◆ REQUEST
Report every line in the listing that contains the string "JSON".
--- RECORDS FOR THIS TASK ---
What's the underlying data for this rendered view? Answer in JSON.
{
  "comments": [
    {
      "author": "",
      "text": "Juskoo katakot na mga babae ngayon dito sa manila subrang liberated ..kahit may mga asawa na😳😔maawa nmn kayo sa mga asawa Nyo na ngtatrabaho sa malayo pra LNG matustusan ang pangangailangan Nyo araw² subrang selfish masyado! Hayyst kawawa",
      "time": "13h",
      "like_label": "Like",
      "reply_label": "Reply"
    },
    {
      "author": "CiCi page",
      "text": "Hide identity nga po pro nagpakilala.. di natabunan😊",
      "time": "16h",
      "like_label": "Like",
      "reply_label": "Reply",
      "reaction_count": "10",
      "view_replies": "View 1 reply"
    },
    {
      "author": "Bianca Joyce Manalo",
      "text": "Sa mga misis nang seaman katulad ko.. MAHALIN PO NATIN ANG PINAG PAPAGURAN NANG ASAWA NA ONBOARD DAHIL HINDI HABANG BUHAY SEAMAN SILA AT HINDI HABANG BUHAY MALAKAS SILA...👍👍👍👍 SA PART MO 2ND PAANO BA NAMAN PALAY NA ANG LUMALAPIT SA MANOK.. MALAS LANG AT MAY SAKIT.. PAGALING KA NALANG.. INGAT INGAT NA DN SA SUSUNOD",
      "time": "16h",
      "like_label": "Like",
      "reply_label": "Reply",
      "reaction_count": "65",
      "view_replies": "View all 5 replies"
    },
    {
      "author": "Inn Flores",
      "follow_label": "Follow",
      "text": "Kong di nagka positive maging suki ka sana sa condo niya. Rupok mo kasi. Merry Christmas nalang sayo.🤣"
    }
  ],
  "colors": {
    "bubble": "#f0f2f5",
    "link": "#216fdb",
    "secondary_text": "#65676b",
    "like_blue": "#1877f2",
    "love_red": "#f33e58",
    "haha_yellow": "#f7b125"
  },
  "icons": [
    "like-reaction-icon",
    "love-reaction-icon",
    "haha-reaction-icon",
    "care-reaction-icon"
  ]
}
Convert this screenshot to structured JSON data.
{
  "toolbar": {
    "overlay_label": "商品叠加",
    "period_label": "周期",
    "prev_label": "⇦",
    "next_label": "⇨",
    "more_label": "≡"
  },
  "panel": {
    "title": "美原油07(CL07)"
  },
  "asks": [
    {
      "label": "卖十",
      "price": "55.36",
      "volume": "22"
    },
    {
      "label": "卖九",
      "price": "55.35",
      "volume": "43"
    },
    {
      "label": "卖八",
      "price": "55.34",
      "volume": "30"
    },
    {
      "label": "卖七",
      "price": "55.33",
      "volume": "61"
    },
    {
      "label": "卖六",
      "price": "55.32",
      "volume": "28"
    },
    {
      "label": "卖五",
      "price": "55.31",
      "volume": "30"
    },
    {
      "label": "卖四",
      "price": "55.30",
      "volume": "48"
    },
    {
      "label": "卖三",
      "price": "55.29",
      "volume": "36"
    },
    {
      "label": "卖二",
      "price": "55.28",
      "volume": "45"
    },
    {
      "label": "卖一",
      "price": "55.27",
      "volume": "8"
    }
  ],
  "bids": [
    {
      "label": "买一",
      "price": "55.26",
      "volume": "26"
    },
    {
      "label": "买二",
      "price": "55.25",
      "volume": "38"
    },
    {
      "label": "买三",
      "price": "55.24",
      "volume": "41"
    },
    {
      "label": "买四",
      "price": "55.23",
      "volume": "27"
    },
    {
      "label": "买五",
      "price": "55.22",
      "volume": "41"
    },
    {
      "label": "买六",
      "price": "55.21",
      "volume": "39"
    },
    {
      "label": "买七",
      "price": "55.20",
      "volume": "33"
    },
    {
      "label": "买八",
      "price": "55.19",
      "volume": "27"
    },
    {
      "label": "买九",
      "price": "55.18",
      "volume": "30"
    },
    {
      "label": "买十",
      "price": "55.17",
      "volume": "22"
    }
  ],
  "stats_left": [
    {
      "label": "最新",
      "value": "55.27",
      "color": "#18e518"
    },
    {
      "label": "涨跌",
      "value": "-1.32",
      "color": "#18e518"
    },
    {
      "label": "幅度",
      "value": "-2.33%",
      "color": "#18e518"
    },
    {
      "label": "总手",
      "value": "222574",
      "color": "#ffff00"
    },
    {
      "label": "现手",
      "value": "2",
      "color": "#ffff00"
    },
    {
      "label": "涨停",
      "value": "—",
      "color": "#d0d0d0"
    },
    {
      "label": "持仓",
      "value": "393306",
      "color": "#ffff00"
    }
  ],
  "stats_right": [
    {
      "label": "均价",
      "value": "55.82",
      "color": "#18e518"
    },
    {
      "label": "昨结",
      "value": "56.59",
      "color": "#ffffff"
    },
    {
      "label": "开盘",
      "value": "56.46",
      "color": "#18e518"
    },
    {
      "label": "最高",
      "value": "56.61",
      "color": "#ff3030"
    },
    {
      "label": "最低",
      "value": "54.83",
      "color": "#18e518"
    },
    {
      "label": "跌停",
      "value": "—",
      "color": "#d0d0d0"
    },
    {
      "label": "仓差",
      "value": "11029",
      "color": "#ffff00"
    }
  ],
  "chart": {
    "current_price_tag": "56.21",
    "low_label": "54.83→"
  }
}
---
◆ EXERCISE RESPONSE
What's the underlying data for this rendered view? Answer in JSON.
Convert this screenshot to structured JSON data.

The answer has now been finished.